= Zu lesender Text =
= = = =
Entwicklung

Wenn im Leben etwas anders sein müsste oder sollte, suchen die Menschen nach Konzepten, Strategien und Modellen. Sie wollen wissen, was zu tun »richtig« wäre und warten auf so etwas wie auf eine Gebrauchsanleitung für »das« Richtige.

Doch die kann es nicht geben, einfach deshalb, weil das Leben kein Bausatzkasten ist mit Teilen, die man nur richtig anordnen muss, damit sie perfekt funktionieren. Die Welt sieht zwar so aus, doch tatsächlich sind die Dinge, die wir sehen, keine Dinge, sondern Phänomene, Ereignisse.

Darum »funktioniert« Logik zwar auf Grund der Bedingtheit allen Seins als Blick in die Vergangenheit, aber nicht als Blick in die Zukunft – kein „wenn dann“, sondern nur „man sehen, was daraus wird“. Durch logische Überlegungen lassen sich Zusammenhänge und Ursachen-Wirkungs-Abläufe genauso wie Gesetzmäßigkeiten darstellen, aber eben keine Entwicklungen aufzeigen.

Wie aber ist dann Entwicklung möglich? Dazu muss man sich bewusst machen, dass die Welt allein durch Bewusstwerden entsteht. (Schön doppeldeutig, nicht?) Der Schlüssel zu Entwicklungen ist daher Bewusstheit (bewusstes Bewusstsein) und sonst nichts. Je bewusster ein Mensch ist, ob in Bezug auf die eigene Person oder die Gesetzmäßigkeiten des Kosmos, desto wirksamer wird sein Denken und Handeln.

Und da steckt das Problem drin: Die Menschen denken, sie seien bewusst, doch sie sind es nicht. Sie wissen von sich ungefähr so viel, wie wir von der Erde wissen. Es ist nichts als Oberflächenwissen. Das Wesentliche aber ist unbekannt.
= = = =
= Eingabedaten =
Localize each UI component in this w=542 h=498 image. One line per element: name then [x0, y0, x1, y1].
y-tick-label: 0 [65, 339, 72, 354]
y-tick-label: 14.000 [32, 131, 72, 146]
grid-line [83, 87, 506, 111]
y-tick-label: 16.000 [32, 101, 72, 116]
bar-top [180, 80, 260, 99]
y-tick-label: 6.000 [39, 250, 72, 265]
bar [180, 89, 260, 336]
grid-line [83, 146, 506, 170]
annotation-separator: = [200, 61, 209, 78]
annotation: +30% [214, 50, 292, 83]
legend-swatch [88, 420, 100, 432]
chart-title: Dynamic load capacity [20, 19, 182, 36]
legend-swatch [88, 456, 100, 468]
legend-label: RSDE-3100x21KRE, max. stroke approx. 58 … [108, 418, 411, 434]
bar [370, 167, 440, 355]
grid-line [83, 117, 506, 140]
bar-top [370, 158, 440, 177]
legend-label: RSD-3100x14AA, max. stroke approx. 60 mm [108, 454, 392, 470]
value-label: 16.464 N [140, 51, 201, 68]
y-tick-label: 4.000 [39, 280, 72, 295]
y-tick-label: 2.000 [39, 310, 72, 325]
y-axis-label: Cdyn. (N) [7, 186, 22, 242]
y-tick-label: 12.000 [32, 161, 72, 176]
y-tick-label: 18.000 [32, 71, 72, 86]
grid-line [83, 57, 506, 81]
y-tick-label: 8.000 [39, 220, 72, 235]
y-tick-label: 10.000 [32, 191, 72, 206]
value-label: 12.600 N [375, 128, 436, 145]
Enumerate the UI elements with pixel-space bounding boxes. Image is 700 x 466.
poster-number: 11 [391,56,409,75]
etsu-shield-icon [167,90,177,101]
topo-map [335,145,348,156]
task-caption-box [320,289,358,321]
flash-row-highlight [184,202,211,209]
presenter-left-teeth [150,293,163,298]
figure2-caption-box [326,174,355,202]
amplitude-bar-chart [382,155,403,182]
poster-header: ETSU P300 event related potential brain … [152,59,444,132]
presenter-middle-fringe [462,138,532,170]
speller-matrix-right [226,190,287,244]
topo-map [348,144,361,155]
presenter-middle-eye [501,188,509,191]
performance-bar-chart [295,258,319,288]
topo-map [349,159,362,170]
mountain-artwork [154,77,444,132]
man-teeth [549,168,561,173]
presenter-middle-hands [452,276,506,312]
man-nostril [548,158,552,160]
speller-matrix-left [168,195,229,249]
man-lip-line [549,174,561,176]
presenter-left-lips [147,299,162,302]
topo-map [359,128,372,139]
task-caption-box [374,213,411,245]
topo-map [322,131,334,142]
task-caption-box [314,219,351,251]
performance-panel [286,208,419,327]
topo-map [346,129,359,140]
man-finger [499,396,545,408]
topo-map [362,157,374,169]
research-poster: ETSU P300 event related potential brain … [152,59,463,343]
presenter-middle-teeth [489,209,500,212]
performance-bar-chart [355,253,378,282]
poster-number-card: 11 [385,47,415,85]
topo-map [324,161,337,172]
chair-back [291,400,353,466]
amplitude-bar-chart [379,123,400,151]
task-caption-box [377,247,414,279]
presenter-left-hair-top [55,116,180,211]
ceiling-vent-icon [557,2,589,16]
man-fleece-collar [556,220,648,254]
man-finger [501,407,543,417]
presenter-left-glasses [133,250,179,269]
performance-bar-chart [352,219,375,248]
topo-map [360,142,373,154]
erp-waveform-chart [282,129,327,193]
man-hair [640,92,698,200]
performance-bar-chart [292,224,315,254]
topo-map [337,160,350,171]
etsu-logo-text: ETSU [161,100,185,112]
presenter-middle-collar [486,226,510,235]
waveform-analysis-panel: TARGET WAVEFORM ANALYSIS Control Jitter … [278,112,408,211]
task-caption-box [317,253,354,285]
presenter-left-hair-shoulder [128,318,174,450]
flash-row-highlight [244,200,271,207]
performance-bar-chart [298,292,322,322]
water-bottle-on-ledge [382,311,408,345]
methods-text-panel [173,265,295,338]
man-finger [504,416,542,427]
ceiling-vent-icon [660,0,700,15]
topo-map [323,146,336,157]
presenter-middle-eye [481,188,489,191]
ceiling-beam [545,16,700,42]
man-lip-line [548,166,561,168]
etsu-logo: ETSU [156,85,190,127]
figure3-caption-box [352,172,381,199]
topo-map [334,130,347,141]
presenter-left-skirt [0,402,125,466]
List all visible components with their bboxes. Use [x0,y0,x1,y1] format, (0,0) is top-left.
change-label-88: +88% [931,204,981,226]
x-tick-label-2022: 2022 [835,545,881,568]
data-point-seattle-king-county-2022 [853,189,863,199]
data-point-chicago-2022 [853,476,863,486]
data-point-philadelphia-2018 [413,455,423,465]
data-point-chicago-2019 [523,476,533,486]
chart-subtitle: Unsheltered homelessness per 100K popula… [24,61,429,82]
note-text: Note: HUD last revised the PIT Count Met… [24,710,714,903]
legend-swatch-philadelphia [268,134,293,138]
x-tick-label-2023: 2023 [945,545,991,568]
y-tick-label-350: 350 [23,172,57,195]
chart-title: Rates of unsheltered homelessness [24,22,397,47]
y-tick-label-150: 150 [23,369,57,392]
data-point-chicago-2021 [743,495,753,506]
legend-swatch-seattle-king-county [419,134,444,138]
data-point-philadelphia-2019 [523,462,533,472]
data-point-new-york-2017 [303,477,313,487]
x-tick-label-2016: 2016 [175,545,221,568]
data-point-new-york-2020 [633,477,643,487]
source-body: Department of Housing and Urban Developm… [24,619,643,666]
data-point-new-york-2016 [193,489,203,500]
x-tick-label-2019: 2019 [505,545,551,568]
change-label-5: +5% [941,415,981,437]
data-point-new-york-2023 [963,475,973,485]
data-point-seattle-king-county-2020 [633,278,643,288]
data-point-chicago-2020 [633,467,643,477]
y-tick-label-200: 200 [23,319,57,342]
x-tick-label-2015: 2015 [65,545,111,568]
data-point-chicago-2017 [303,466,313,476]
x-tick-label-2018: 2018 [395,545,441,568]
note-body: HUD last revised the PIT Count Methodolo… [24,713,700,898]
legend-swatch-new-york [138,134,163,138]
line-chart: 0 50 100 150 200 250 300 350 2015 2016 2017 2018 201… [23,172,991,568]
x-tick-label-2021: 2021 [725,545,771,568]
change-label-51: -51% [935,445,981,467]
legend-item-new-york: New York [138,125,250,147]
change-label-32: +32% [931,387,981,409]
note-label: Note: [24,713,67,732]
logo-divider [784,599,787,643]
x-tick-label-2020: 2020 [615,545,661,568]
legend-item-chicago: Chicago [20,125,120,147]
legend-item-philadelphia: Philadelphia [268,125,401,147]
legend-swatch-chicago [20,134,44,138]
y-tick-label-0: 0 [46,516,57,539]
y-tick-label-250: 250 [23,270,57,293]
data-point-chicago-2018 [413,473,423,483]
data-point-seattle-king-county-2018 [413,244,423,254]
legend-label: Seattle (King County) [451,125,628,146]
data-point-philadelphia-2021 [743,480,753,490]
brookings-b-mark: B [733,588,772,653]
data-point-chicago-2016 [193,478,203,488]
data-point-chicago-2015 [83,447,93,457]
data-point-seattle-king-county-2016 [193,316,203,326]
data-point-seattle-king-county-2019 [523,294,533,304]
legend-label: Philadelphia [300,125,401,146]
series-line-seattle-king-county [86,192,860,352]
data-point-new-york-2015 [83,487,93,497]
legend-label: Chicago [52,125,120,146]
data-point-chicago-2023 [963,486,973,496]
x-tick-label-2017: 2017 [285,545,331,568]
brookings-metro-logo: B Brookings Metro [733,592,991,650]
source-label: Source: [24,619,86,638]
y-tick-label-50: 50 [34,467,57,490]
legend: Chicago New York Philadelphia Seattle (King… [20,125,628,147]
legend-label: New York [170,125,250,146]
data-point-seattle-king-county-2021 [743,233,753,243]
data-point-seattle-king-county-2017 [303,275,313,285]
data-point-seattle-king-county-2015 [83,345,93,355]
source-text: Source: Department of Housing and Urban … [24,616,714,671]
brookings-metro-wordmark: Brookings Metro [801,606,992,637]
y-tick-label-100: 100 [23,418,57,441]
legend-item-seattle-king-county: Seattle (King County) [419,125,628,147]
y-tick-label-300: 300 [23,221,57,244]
= = = =
Geben Sie den Text über Entwicklung vollständig und zeichengetreu wieder.

Entwicklung

Wenn im Leben etwas anders sein müsste oder sollte, suchen die Menschen nach Konzepten, Strategien und Modellen. Sie wollen wissen, was zu tun »richtig« wäre und warten auf so etwas wie auf eine Gebrauchsanleitung für »das« Richtige.

Doch die kann es nicht geben, einfach deshalb, weil das Leben kein Bausatzkasten ist mit Teilen, die man nur richtig anordnen muss, damit sie perfekt funktionieren. Die Welt sieht zwar so aus, doch tatsächlich sind die Dinge, die wir sehen, keine Dinge, sondern Phänomene, Ereignisse.

Darum »funktioniert« Logik zwar auf Grund der Bedingtheit allen Seins als Blick in die Vergangenheit, aber nicht als Blick in die Zukunft – kein „wenn dann“, sondern nur „man sehen, was daraus wird“. Durch logische Überlegungen lassen sich Zusammenhänge und Ursachen-Wirkungs-Abläufe genauso wie Gesetzmäßigkeiten darstellen, aber eben keine Entwicklungen aufzeigen.

Wie aber ist dann Entwicklung möglich? Dazu muss man sich bewusst machen, dass die Welt allein durch Bewusstwerden entsteht. (Schön doppeldeutig, nicht?) Der Schlüssel zu Entwicklungen ist daher Bewusstheit (bewusstes Bewusstsein) und sonst nichts. Je bewusster ein Mensch ist, ob in Bezug auf die eigene Person oder die Gesetzmäßigkeiten des Kosmos, desto wirksamer wird sein Denken und Handeln.

Und da steckt das Problem drin: Die Menschen denken, sie seien bewusst, doch sie sind es nicht. Sie wissen von sich ungefähr so viel, wie wir von der Erde wissen. Es ist nichts als Oberflächenwissen. Das Wesentliche aber ist unbekannt.